> [Records shown]:
========================

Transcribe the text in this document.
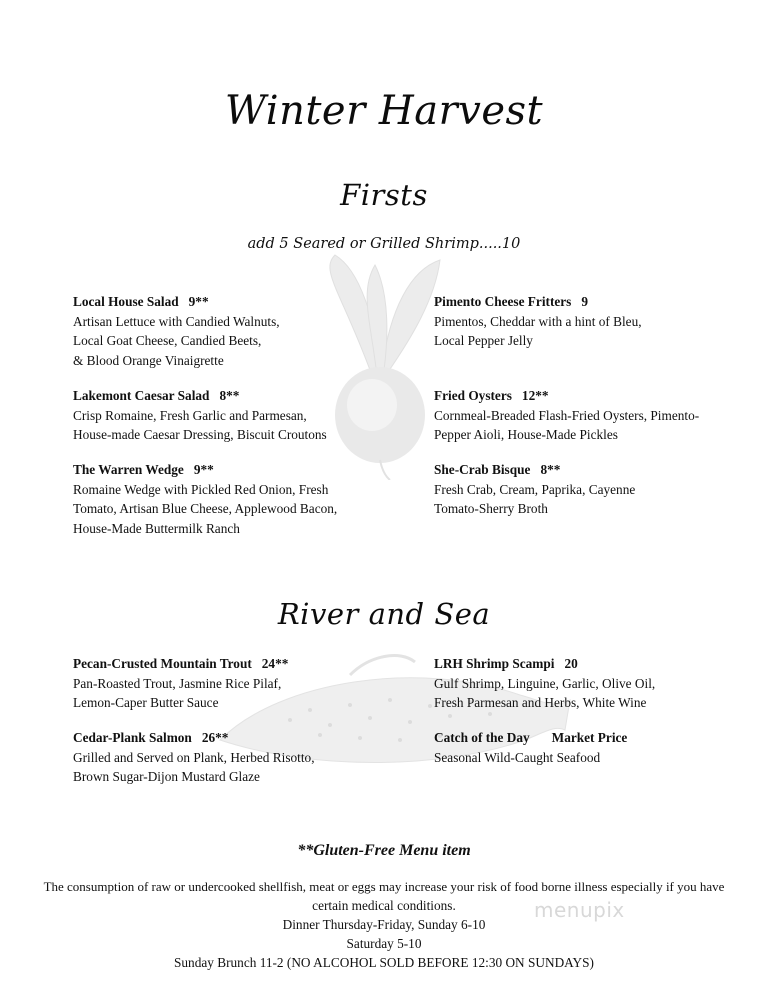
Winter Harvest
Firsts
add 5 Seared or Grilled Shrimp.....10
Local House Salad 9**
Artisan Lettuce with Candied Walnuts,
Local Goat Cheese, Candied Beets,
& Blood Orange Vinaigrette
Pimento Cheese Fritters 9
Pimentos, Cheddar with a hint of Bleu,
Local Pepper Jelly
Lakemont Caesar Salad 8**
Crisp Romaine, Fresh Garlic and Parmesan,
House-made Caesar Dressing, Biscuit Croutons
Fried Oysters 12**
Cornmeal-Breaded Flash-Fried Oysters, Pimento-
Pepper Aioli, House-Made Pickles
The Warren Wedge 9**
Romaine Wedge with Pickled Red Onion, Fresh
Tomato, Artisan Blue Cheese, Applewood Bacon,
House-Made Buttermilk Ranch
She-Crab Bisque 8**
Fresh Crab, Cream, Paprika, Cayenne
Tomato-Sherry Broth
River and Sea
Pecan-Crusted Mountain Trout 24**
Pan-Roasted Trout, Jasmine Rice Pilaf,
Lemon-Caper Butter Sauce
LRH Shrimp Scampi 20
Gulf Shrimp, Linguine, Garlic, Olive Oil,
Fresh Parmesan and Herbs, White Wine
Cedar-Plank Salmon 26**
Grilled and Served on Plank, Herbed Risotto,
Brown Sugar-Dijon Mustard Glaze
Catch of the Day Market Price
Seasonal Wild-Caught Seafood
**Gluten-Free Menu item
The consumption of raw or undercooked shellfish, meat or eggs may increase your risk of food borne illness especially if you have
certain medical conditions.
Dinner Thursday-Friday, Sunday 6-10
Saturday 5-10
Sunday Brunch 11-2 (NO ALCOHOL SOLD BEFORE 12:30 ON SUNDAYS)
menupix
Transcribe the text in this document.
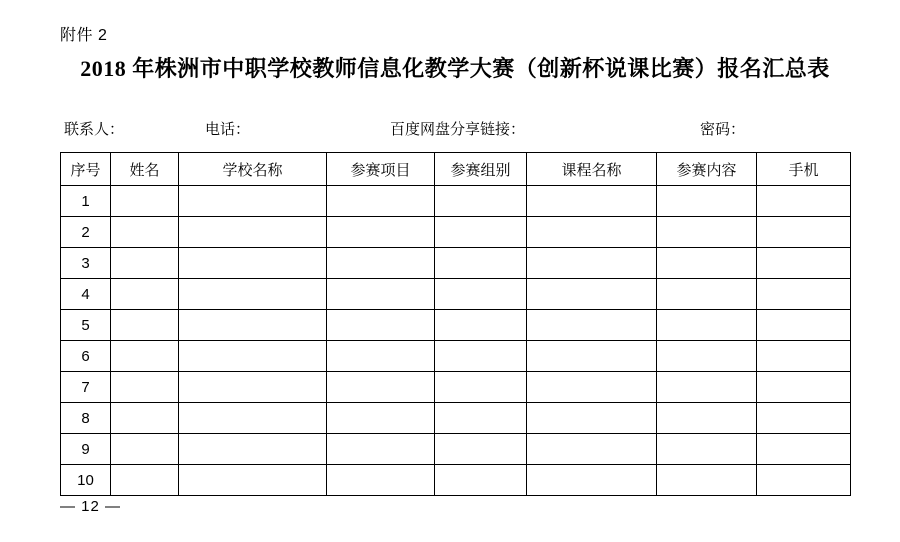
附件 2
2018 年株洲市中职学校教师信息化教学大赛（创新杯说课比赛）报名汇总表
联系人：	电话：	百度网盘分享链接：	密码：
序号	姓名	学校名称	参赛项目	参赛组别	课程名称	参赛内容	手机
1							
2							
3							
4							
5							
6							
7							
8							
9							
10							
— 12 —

========================

> [Required task]:
Working from the entries above, return all lines that contain "Oysters".

> [Task output]:
Fried Oysters 12**
Cornmeal-Breaded Flash-Fried Oysters, Pimento-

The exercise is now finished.